··· Data for the task

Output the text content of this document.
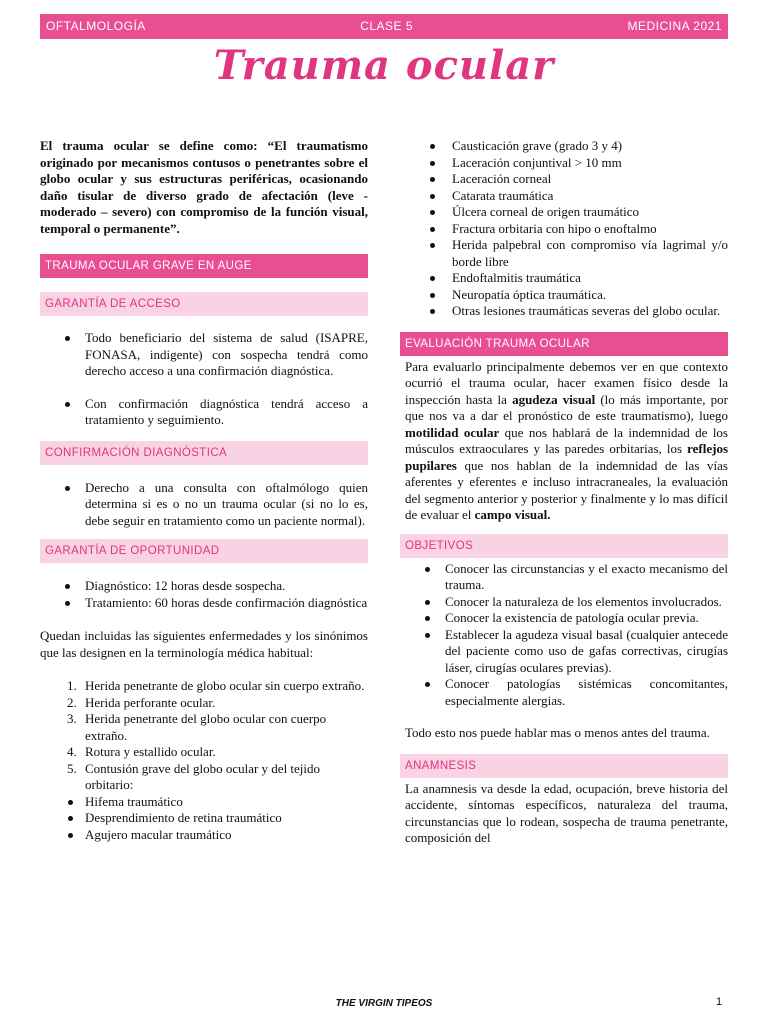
OFTALMOLOGÍA	CLASE 5	MEDICINA 2021
Trauma ocular

El trauma ocular se define como: “El traumatismo originado por mecanismos contusos o penetrantes sobre el globo ocular y sus estructuras periféricas, ocasionando daño tisular de diverso grado de afectación (leve - moderado – severo) con compromiso de la función visual, temporal o permanente”.

TRAUMA OCULAR GRAVE EN AUGE
GARANTÍA DE ACCESO
Todo beneficiario del sistema de salud (ISAPRE, FONASA, indigente) con sospecha tendrá como derecho acceso a una confirmación diagnóstica.
Con confirmación diagnóstica tendrá acceso a tratamiento y seguimiento.
CONFIRMACIÓN DIAGNÓSTICA
Derecho a una consulta con oftalmólogo quien determina si es o no un trauma ocular (si no lo es, debe seguir en tratamiento como un paciente normal).
GARANTÍA DE OPORTUNIDAD
Diagnóstico: 12 horas desde sospecha.
Tratamiento: 60 horas desde confirmación diagnóstica

Quedan incluidas las siguientes enfermedades y los sinónimos que las designen en la terminología médica habitual:

1. Herida penetrante de globo ocular sin cuerpo extraño.
2. Herida perforante ocular.
3. Herida penetrante del globo ocular con cuerpo extraño.
4. Rotura y estallido ocular.
5. Contusión grave del globo ocular y del tejido orbitario:
Hifema traumático
Desprendimiento de retina traumático
Agujero macular traumático
Causticación grave (grado 3 y 4)
Laceración conjuntival > 10 mm
Laceración corneal
Catarata traumática
Úlcera corneal de origen traumático
Fractura orbitaria con hipo o enoftalmo
Herida palpebral con compromiso vía lagrimal y/o borde libre
Endoftalmitis traumática
Neuropatía óptica traumática.
Otras lesiones traumáticas severas del globo ocular.
EVALUACIÓN TRAUMA OCULAR

Para evaluarlo principalmente debemos ver en que contexto ocurrió el trauma ocular, hacer examen físico desde la inspección hasta la agudeza visual (lo más importante, por que nos va a dar el pronóstico de este traumatismo), luego motilidad ocular que nos hablará de la indemnidad de los músculos extraoculares y las paredes orbitarias, los reflejos pupilares que nos hablan de la indemnidad de las vías aferentes y eferentes e incluso intracraneales, la evaluación del segmento anterior y posterior y finalmente y lo mas difícil de evaluar el campo visual.

OBJETIVOS
Conocer las circunstancias y el exacto mecanismo del trauma.
Conocer la naturaleza de los elementos involucrados.
Conocer la existencia de patología ocular previa.
Establecer la agudeza visual basal (cualquier antecede del paciente como uso de gafas correctivas, cirugías láser, cirugías oculares previas).
Conocer patologías sistémicas concomitantes, especialmente alergias.

Todo esto nos puede hablar mas o menos antes del trauma.

ANAMNESIS

La anamnesis va desde la edad, ocupación, breve historia del accidente, síntomas específicos, naturaleza del trauma, circunstancias que lo rodean, sospecha de trauma penetrante, composición del

THE VIRGIN TIPEOS	1
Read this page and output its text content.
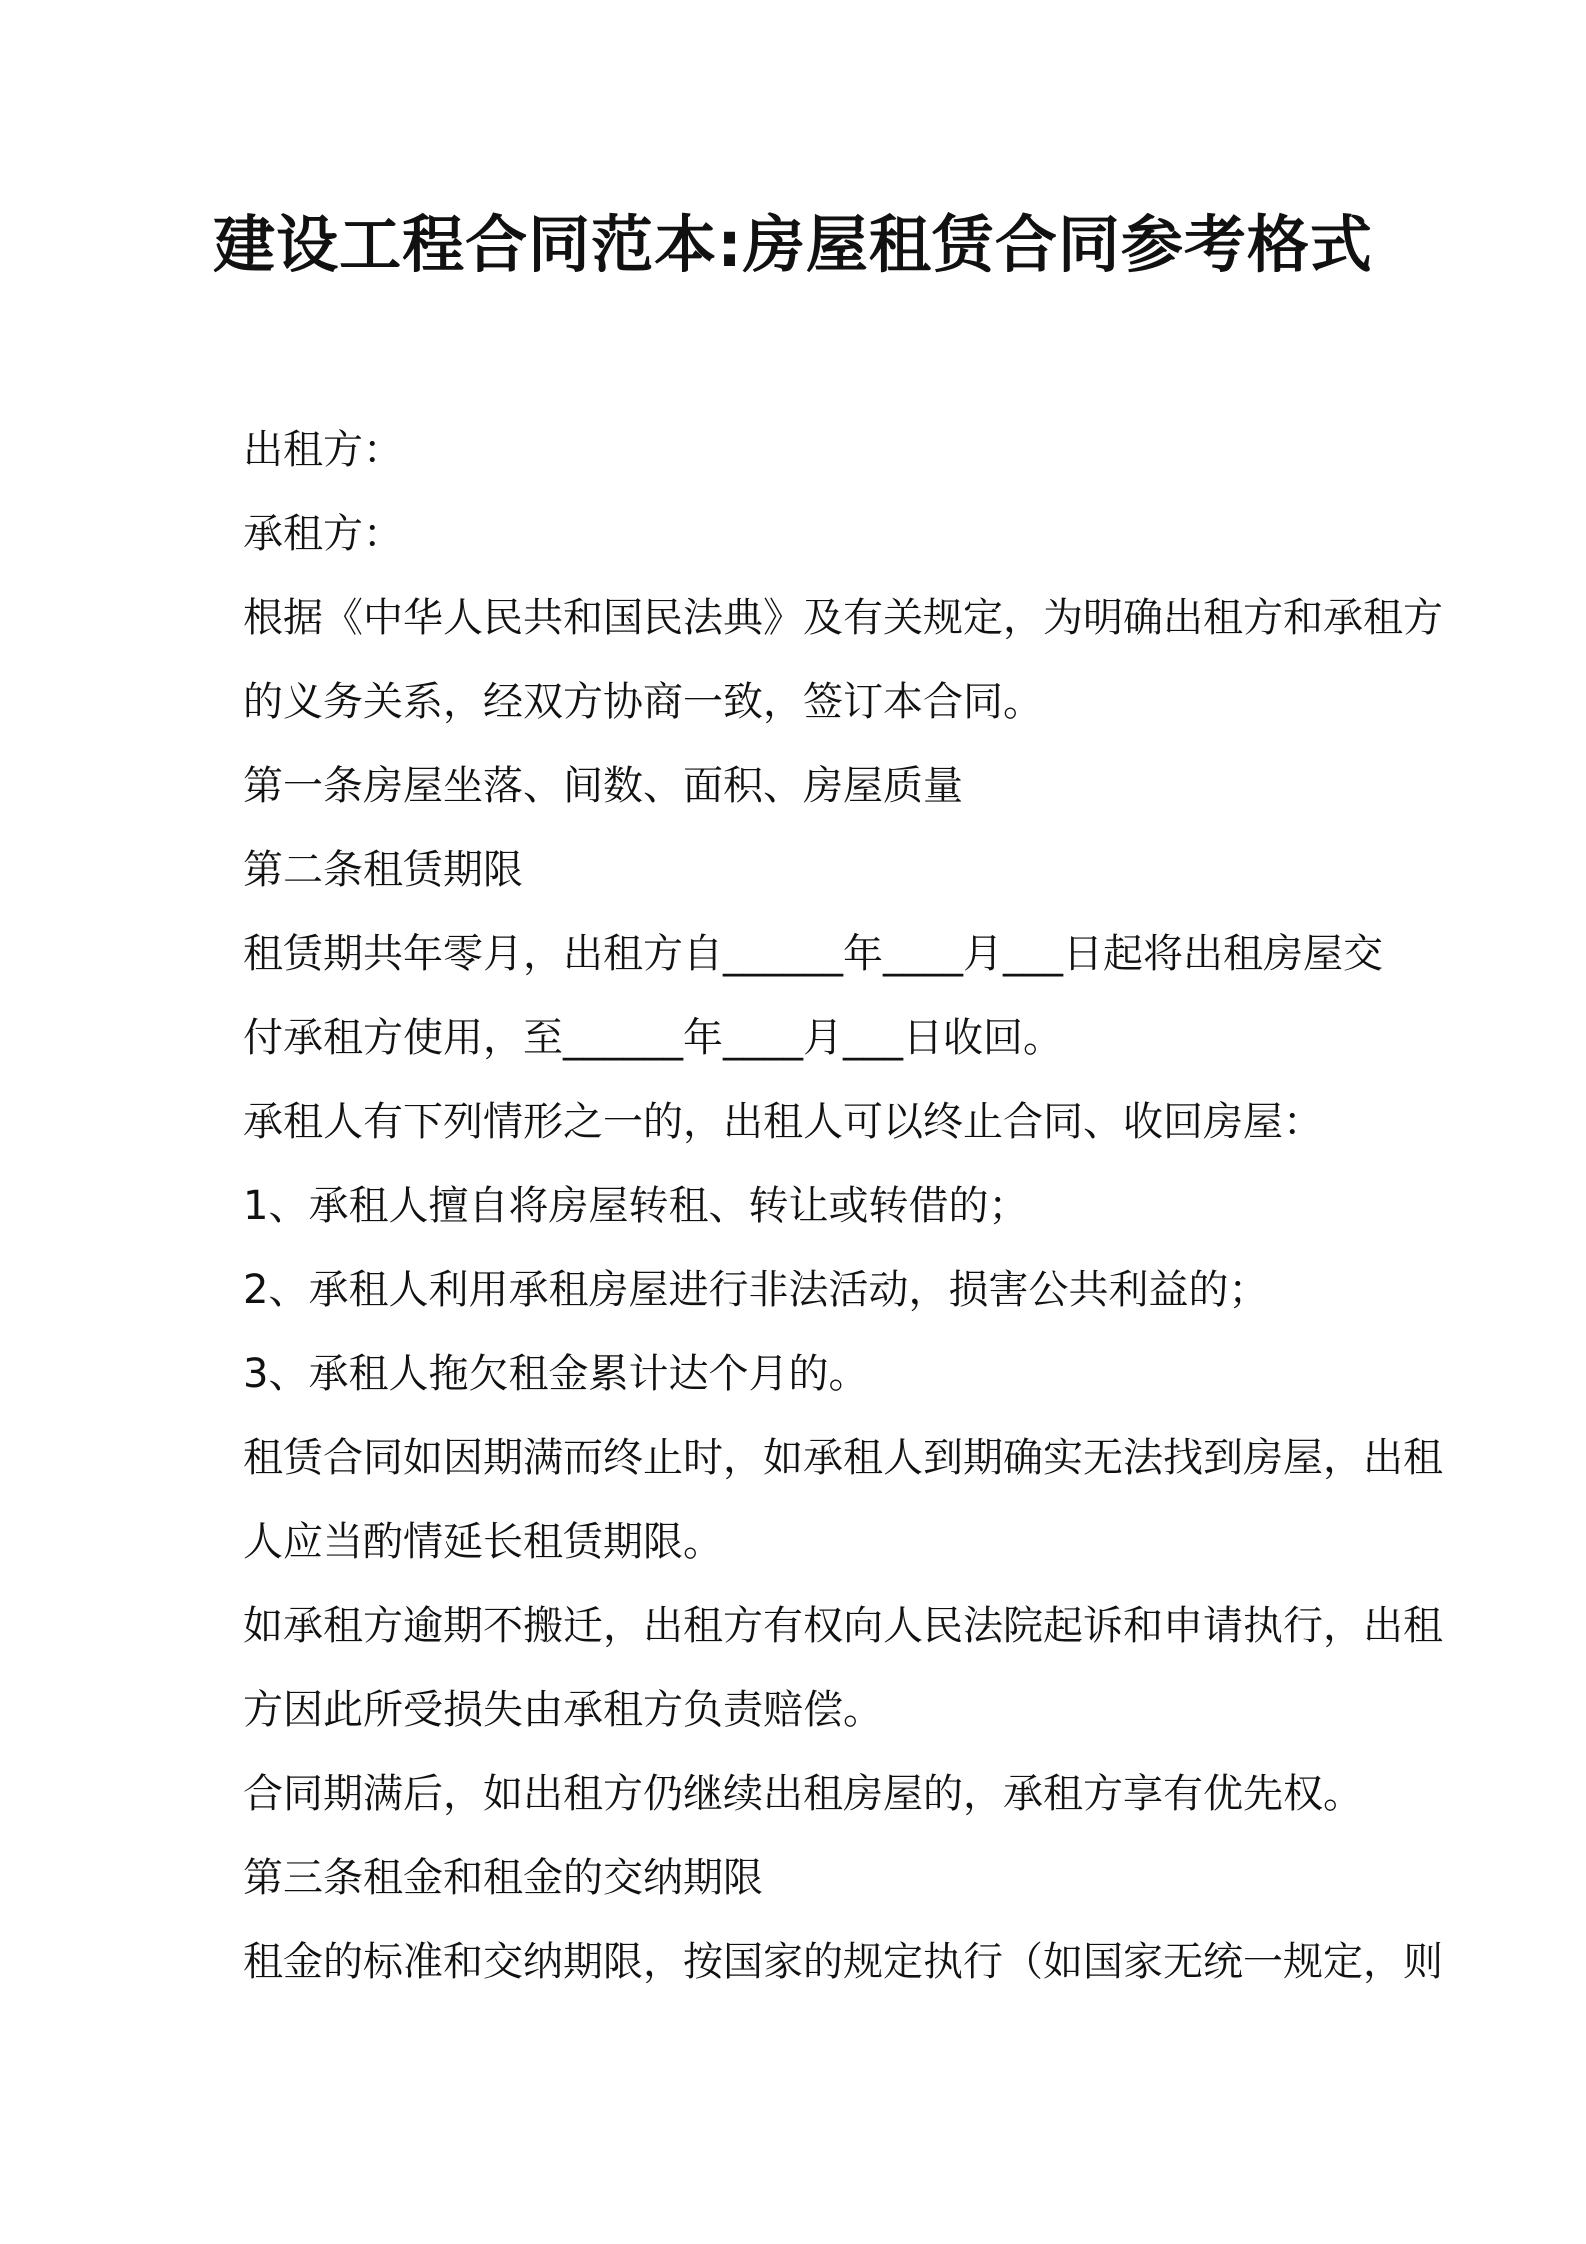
建设工程合同范本:房屋租赁合同参考格式

出租方：

承租方：

根据《中华人民共和国民法典》及有关规定，为明确出租方和承租方

的义务关系，经双方协商一致，签订本合同。

第一条房屋坐落、间数、面积、房屋质量

第二条租赁期限

租赁期共年零月，出租方自______年____月___日起将出租房屋交

付承租方使用，至______年____月___日收回。

承租人有下列情形之一的，出租人可以终止合同、收回房屋：

1、承租人擅自将房屋转租、转让或转借的；

2、承租人利用承租房屋进行非法活动，损害公共利益的；

3、承租人拖欠租金累计达个月的。

租赁合同如因期满而终止时，如承租人到期确实无法找到房屋，出租

人应当酌情延长租赁期限。

如承租方逾期不搬迁，出租方有权向人民法院起诉和申请执行，出租

方因此所受损失由承租方负责赔偿。

合同期满后，如出租方仍继续出租房屋的，承租方享有优先权。

第三条租金和租金的交纳期限

租金的标准和交纳期限，按国家的规定执行（如国家无统一规定，则
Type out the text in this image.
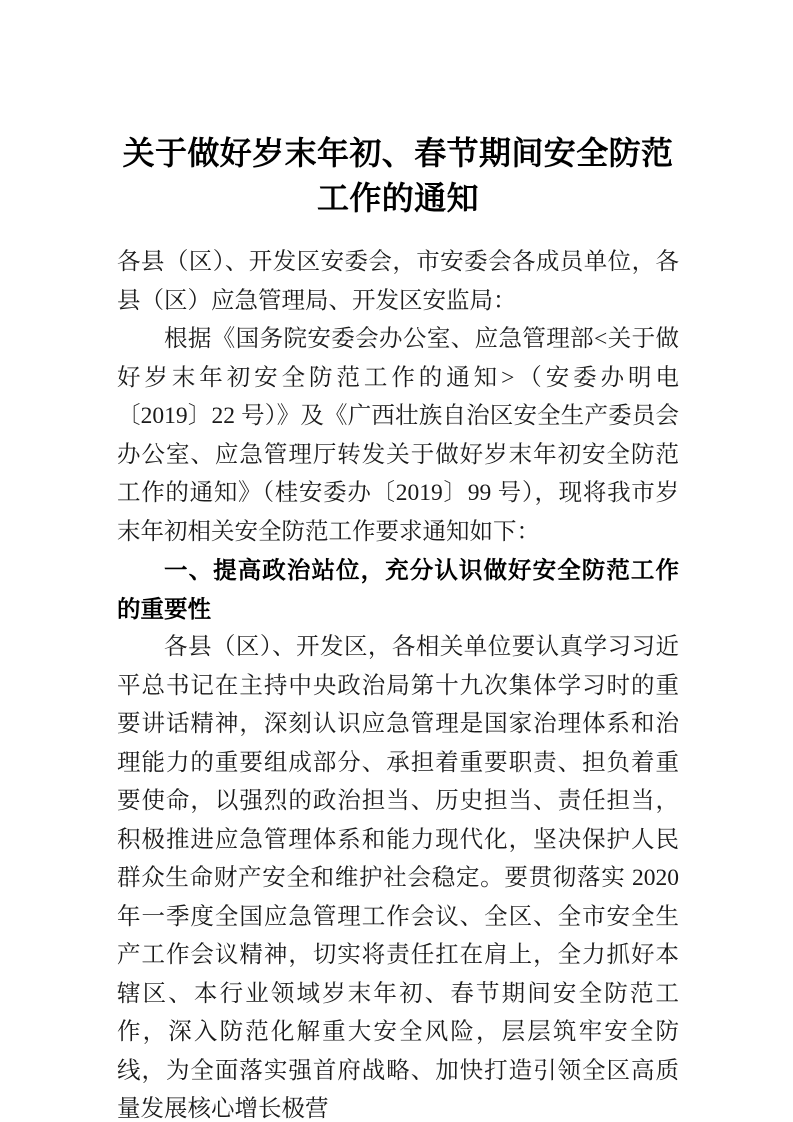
关于做好岁末年初、春节期间安全防范工作的通知

各县（区）、开发区安委会，市安委会各成员单位，各县（区）应急管理局、开发区安监局：

根据《国务院安委会办公室、应急管理部<关于做好岁末年初安全防范工作的通知>（安委办明电〔2019〕22 号）》及《广西壮族自治区安全生产委员会办公室、应急管理厅转发关于做好岁末年初安全防范工作的通知》（桂安委办〔2019〕99 号），现将我市岁末年初相关安全防范工作要求通知如下：

一、提高政治站位，充分认识做好安全防范工作的重要性

各县（区）、开发区，各相关单位要认真学习习近平总书记在主持中央政治局第十九次集体学习时的重要讲话精神，深刻认识应急管理是国家治理体系和治理能力的重要组成部分、承担着重要职责、担负着重要使命，以强烈的政治担当、历史担当、责任担当，积极推进应急管理体系和能力现代化，坚决保护人民群众生命财产安全和维护社会稳定。要贯彻落实 2020 年一季度全国应急管理工作会议、全区、全市安全生产工作会议精神，切实将责任扛在肩上，全力抓好本辖区、本行业领域岁末年初、春节期间安全防范工作，深入防范化解重大安全风险，层层筑牢安全防线，为全面落实强首府战略、加快打造引领全区高质量发展核心增长极营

······

- _What you are asked to do_
Look for the line that contains "Read this page and output its text content.", then please copy it and the rest of the lines through the end of the data, pictures excluded.

- _Written solution_
Read this page and output its text content.
建设工程合同范本:房屋租赁合同参考格式

出租方：

承租方：

根据《中华人民共和国民法典》及有关规定，为明确出租方和承租方

的义务关系，经双方协商一致，签订本合同。

第一条房屋坐落、间数、面积、房屋质量

第二条租赁期限

租赁期共年零月，出租方自______年____月___日起将出租房屋交

付承租方使用，至______年____月___日收回。

承租人有下列情形之一的，出租人可以终止合同、收回房屋：

1、承租人擅自将房屋转租、转让或转借的；

2、承租人利用承租房屋进行非法活动，损害公共利益的；

3、承租人拖欠租金累计达个月的。

租赁合同如因期满而终止时，如承租人到期确实无法找到房屋，出租

人应当酌情延长租赁期限。

如承租方逾期不搬迁，出租方有权向人民法院起诉和申请执行，出租

方因此所受损失由承租方负责赔偿。

合同期满后，如出租方仍继续出租房屋的，承租方享有优先权。

第三条租金和租金的交纳期限

租金的标准和交纳期限，按国家的规定执行（如国家无统一规定，则
Type out the text in this image.
关于做好岁末年初、春节期间安全防范工作的通知

各县（区）、开发区安委会，市安委会各成员单位，各县（区）应急管理局、开发区安监局：

根据《国务院安委会办公室、应急管理部<关于做好岁末年初安全防范工作的通知>（安委办明电〔2019〕22 号）》及《广西壮族自治区安全生产委员会办公室、应急管理厅转发关于做好岁末年初安全防范工作的通知》（桂安委办〔2019〕99 号），现将我市岁末年初相关安全防范工作要求通知如下：

一、提高政治站位，充分认识做好安全防范工作的重要性

各县（区）、开发区，各相关单位要认真学习习近平总书记在主持中央政治局第十九次集体学习时的重要讲话精神，深刻认识应急管理是国家治理体系和治理能力的重要组成部分、承担着重要职责、担负着重要使命，以强烈的政治担当、历史担当、责任担当，积极推进应急管理体系和能力现代化，坚决保护人民群众生命财产安全和维护社会稳定。要贯彻落实 2020 年一季度全国应急管理工作会议、全区、全市安全生产工作会议精神，切实将责任扛在肩上，全力抓好本辖区、本行业领域岁末年初、春节期间安全防范工作，深入防范化解重大安全风险，层层筑牢安全防线，为全面落实强首府战略、加快打造引领全区高质量发展核心增长极营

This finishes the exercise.